Task statement – Reproduce the items below, replacing each "Northland" with "Waikato" and leaving everything else unchanged.
-- start Information supplied --
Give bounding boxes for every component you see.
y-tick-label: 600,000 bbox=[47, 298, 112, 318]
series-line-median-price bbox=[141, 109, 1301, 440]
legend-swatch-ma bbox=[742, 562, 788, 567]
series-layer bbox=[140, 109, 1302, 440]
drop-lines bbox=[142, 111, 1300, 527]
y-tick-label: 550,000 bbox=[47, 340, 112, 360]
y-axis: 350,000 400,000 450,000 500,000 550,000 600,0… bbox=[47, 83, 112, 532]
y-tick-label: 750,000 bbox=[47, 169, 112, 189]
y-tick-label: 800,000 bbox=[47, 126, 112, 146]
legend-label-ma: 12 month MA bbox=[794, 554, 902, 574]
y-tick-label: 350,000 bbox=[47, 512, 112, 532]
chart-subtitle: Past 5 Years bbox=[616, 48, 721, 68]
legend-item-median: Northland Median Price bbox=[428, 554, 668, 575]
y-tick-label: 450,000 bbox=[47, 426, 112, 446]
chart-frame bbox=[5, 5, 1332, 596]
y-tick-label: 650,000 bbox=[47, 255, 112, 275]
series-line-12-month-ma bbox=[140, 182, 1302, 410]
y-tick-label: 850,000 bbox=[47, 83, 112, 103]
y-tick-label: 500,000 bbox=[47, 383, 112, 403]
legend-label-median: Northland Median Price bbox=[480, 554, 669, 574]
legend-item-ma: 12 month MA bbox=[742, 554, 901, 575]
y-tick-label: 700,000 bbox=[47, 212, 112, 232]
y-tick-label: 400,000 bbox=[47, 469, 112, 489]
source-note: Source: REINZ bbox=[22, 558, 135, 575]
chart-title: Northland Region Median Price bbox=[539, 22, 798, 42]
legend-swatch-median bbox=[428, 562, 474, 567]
-- end Information supplied --
Task answer –
Give bounding boxes for every component you see.
y-tick-label: 600,000 bbox=[47, 298, 112, 318]
series-line-median-price bbox=[141, 109, 1301, 440]
legend-swatch-ma bbox=[742, 562, 788, 567]
series-layer bbox=[140, 109, 1302, 440]
drop-lines bbox=[142, 111, 1300, 527]
y-tick-label: 550,000 bbox=[47, 340, 112, 360]
y-axis: 350,000 400,000 450,000 500,000 550,000 600,0… bbox=[47, 83, 112, 532]
y-tick-label: 750,000 bbox=[47, 169, 112, 189]
y-tick-label: 800,000 bbox=[47, 126, 112, 146]
legend-label-ma: 12 month MA bbox=[794, 554, 902, 574]
y-tick-label: 350,000 bbox=[47, 512, 112, 532]
chart-subtitle: Past 5 Years bbox=[616, 48, 721, 68]
legend-item-median: Waikato Median Price bbox=[428, 554, 668, 575]
y-tick-label: 450,000 bbox=[47, 426, 112, 446]
chart-frame bbox=[5, 5, 1332, 596]
y-tick-label: 650,000 bbox=[47, 255, 112, 275]
series-line-12-month-ma bbox=[140, 182, 1302, 410]
y-tick-label: 850,000 bbox=[47, 83, 112, 103]
y-tick-label: 500,000 bbox=[47, 383, 112, 403]
legend-label-median: Waikato Median Price bbox=[480, 554, 669, 574]
legend-item-ma: 12 month MA bbox=[742, 554, 901, 575]
y-tick-label: 700,000 bbox=[47, 212, 112, 232]
y-tick-label: 400,000 bbox=[47, 469, 112, 489]
source-note: Source: REINZ bbox=[22, 558, 135, 575]
chart-title: Waikato Region Median Price bbox=[539, 22, 798, 42]
legend-swatch-median bbox=[428, 562, 474, 567]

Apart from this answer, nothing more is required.